HOME | NOTÍCIAS | COLUNAS | SÓ SÃO PAULO | CIDADÃO JORNALISTA | QUEM SOMOS
 

Garagem Digital
06/07/2004
Infomática promove cidadania juvenil

"Passei a ver a vida com outros olhos. O meu jeito de ser também mudou. Eu era uma menina que não tinha muito valor aos olhos dos outros; era muito zoada. Aqui, aprendi a dar valor a mim mesma, a usar minha inteligência, a mostrar o que sinto e trocar experiências. (...) O programa tenta mobilizar a comunidade, usando as máquinas [computadores]. O que eu gosto é que não se reduz a uma capacitação em informática. Tem também a parte de entender a comunidade e a si mesmo".

É assim que Monique de Oliveira Souza, uma jovem de 17 anos, que vive no Jardim São Gonçalo, no extremo leste da cidade de São Paulo, define o Garagem Digital, programa desenvolvido a partir da parceria entre a Fundação Abrinq - pelos Direitos da Criança e do Adolescente e a HP Brasil, e realizado pelo Centro Profissionalizante de Adolescentes Padre Bello (CPA).

Há apenas três meses, a adolescente participa do Módulo de Formação do Programa, mas parece já ter entendido sua proposta. Conforme define Roseni Reigota, coordenadora do Programa pela Fundação Abrinq, "o objetivo é capacitar jovens, usando a tecnologia como ferramenta do processo de aprendizagem". Na sua opinião, "a tecnologia não pode ser vista apenas como um meio de consumo, mas uma ferramenta para a construção de um mundo mais igualitário. A inclusão digital é um direito de todos, assim como a escolarização, a cultura, o trabalho. Ela vem, portanto, agregar-se a esse leque de direitos, por vezes negados a pessoas de baixa renda, e que trazem a possibilidade de melhora da qualidade de vida, contribuindo para a justiça social".

[Dados de limites de regiões]
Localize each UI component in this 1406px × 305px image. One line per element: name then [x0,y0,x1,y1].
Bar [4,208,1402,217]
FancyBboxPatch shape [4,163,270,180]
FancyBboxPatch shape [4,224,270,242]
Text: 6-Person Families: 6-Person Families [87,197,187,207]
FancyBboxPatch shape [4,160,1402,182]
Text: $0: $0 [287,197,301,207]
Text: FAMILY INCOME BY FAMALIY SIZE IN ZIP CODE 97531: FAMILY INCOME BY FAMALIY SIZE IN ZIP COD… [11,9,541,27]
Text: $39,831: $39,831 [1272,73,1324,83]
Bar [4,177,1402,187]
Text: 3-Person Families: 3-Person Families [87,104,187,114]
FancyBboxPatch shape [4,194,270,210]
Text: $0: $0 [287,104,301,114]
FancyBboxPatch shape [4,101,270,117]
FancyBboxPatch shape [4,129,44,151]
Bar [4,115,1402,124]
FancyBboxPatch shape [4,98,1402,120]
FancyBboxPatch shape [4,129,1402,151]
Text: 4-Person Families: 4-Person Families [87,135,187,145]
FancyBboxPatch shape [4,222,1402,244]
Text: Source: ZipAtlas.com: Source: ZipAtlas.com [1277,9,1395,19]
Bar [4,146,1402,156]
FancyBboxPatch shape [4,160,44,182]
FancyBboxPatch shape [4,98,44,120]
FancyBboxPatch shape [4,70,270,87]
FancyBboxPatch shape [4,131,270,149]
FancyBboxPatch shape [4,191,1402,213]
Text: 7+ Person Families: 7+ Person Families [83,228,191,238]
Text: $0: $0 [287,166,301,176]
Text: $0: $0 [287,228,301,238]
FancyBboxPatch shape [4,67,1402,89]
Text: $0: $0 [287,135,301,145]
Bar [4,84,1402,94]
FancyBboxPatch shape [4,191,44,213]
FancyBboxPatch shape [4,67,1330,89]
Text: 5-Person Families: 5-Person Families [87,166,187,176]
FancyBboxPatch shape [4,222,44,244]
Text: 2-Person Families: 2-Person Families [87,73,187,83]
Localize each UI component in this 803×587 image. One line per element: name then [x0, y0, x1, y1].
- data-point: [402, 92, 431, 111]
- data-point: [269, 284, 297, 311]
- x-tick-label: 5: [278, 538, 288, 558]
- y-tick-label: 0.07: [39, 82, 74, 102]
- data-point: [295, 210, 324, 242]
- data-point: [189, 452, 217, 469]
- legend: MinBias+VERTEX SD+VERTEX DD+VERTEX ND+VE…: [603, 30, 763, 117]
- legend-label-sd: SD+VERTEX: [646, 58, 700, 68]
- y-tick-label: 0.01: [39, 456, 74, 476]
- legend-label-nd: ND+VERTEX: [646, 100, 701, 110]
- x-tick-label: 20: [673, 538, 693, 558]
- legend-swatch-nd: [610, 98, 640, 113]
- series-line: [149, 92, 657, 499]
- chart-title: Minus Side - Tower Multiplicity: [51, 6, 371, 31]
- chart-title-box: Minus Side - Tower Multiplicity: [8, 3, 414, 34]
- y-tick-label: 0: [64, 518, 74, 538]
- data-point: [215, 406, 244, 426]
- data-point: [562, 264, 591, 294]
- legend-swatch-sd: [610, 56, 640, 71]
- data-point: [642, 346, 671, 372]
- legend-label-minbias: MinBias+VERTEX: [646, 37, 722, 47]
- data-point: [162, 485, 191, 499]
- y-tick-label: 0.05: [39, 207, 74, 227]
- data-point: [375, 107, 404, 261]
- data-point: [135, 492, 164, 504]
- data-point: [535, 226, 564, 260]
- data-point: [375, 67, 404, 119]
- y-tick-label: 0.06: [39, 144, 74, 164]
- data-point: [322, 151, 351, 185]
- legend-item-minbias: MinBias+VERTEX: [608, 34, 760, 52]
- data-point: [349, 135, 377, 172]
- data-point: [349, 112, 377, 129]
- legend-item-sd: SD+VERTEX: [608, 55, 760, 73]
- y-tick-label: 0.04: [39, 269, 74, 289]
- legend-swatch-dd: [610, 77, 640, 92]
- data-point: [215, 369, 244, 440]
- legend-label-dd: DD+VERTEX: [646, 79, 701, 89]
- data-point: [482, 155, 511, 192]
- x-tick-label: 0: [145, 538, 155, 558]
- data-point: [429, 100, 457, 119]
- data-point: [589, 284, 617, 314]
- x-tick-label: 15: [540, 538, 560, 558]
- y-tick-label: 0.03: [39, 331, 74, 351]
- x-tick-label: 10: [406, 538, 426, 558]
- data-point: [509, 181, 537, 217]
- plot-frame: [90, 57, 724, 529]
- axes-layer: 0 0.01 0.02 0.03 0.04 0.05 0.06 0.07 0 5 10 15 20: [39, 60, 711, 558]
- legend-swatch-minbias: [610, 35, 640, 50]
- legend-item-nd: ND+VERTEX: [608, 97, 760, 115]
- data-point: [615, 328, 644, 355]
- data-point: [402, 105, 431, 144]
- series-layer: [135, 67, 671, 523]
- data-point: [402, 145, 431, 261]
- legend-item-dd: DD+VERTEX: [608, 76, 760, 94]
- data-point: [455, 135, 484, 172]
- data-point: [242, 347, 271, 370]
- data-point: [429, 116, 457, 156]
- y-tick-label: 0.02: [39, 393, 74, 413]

■ O QUE FAZER:
1. Reproduza do trecho fornecido a passagem entre "É assim que" e "Padre Bello (CPA).", inclusive.
2. No trecho fornecido, quem é a coordenadora do Garagem Digital pela Fundação Abrinq?

■ RESPOSTAS POR TAREFA:
1.
É assim que Monique de Oliveira Souza, uma jovem de 17 anos, que vive no Jardim São Gonçalo, no extremo leste da cidade de São Paulo, define o Garagem Digital, programa desenvolvido a partir da parceria entre a Fundação Abrinq - pelos Direitos da Criança e do Adolescente e a HP Brasil, e realizado pelo Centro Profissionalizante de Adolescentes Padre Bello (CPA).

2. Roseni Reigota.